» TEXT:
□ □ □ □
Four years ago, Hunter Heidenreich was interested in computer programming and art, so he started writing code that used algebra and trigonometry to draw patterns.

Basic algorithms, he realized, could produce interesting designs, colorful combinations of arcs and asymptotes — curving graph lines — you might expect from a graphing calculator gone haywire.

But Heidenreich shelved the files. A freshman in high school, he didn’t have much use for them.

Four years later, he’s found one. The Charleston 18-year-old and three friends started to make T-shirts and socks with the designs under the monicker ByteCode Designs, pitching their wares as “fashion for the digital native.”

“People who have grown up with technology in the palm of their hand. People who see these pixel patterns, and they’re like, ‘Whoa. I don’t know what’s going on, but I like that,’” Heidenreich said.

To be sure, the patterns of ByteCode’s shirts aren’t as complex. The concept behind them is fairly simple, Heidenreich said: Give each pixel a set of numbers, run them through a few formulas and pair the numbers they produce with colors.

The results, though, are somewhat unexpected, with patterns that look like glitched-out computer screens and color schemes that belong in a dance club.
□ □ □ □
» EXTRACTED INFORMATION:

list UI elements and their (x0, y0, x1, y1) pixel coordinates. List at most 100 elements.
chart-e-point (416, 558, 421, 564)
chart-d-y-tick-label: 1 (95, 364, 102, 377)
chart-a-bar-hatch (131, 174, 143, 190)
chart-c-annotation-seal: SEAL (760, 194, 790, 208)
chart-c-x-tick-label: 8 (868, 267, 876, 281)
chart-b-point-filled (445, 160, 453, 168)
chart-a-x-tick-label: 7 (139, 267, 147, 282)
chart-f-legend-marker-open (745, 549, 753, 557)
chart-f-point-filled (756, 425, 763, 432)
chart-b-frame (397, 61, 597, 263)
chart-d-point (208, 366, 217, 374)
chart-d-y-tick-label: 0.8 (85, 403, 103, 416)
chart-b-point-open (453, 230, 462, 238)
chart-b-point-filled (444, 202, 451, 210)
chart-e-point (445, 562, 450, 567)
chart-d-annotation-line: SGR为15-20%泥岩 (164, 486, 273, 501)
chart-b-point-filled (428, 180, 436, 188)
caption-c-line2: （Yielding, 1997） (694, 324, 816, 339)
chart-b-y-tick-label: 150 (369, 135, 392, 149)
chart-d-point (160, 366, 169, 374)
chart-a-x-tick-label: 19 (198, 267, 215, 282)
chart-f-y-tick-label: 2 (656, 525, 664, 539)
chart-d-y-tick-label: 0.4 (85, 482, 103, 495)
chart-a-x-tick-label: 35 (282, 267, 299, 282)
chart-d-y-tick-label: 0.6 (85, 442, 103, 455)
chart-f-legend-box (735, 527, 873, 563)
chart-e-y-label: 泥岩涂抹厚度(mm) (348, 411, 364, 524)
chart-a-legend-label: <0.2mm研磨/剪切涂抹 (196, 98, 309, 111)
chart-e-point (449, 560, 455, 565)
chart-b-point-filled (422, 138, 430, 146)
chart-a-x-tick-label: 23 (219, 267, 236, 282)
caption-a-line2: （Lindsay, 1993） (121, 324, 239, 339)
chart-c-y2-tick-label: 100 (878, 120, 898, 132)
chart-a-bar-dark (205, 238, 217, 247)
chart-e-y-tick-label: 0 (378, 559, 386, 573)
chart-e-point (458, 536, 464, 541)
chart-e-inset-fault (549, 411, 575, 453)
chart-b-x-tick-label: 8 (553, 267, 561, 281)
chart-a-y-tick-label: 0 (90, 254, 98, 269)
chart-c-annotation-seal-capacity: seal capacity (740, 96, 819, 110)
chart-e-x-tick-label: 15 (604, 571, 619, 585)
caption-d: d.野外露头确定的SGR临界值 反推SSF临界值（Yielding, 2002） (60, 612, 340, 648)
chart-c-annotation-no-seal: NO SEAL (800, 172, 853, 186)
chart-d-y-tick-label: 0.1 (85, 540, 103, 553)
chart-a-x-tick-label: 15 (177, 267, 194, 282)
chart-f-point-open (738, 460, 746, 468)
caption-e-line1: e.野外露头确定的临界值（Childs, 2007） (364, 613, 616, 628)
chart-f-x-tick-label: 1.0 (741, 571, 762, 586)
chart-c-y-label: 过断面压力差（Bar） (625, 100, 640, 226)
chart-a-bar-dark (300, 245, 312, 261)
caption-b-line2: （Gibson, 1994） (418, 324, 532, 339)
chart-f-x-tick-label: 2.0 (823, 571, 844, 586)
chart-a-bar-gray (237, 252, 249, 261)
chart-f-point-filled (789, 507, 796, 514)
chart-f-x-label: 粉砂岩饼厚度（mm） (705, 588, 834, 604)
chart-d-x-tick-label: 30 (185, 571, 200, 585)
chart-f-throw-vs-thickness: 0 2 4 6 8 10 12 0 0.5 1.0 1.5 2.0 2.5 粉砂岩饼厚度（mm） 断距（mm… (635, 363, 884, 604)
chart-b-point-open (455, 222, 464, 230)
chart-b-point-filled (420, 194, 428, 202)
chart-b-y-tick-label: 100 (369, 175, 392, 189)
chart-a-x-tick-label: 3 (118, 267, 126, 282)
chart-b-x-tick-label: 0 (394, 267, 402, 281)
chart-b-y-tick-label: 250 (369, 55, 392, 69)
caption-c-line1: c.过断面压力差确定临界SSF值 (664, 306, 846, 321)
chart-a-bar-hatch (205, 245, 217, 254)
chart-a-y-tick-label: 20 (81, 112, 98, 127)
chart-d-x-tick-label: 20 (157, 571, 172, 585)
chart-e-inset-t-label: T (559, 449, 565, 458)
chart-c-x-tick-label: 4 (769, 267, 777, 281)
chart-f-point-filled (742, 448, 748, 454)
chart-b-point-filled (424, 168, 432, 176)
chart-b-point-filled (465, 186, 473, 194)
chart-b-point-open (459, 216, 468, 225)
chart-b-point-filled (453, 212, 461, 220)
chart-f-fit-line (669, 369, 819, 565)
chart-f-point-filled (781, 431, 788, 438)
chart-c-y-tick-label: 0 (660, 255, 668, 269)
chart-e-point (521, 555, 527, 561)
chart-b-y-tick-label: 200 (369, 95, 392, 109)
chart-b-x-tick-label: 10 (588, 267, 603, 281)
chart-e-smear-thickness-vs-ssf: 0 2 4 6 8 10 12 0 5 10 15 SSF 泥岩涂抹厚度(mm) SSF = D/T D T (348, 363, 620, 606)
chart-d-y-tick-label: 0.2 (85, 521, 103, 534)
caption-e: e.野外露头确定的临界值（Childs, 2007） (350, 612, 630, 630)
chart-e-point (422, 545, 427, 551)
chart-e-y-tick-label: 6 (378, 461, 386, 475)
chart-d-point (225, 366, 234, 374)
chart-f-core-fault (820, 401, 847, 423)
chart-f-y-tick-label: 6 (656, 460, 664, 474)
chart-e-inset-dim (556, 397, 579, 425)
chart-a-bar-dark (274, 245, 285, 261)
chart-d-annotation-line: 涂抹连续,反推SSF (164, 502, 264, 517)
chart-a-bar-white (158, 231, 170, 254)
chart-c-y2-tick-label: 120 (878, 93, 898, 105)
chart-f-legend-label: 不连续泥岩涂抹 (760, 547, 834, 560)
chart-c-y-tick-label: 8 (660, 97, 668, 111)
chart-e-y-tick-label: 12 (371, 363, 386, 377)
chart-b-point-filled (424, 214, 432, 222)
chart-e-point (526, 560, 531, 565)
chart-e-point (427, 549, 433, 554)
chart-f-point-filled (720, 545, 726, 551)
□ □ □ □
» TASK SET:
**a.** Can you rewrite the part of the ByteCode Designs article starting with "Basic algorithms, he" and going on through "use for them.", with "graphing calculator" replaced by "scientific calculator"?
**b.** From the ByteCode Designs article:
(i) What was Heidenreich's grade in school when he shelved the files?
(ii) How old is Heidenreich now?
(iii) What items do he and his friends make with the designs?

» TASK ANSWERS:
**a.**
Basic algorithms, he realized, could produce interesting designs, colorful combinations of arcs and asymptotes — curving graph lines — you might expect from a scientific calculator gone haywire.

But Heidenreich shelved the files. A freshman in high school, he didn’t have much use for them.

**b.**
(i) He was a freshman in high school.
(ii) He is 18.
(iii) T-shirts and socks.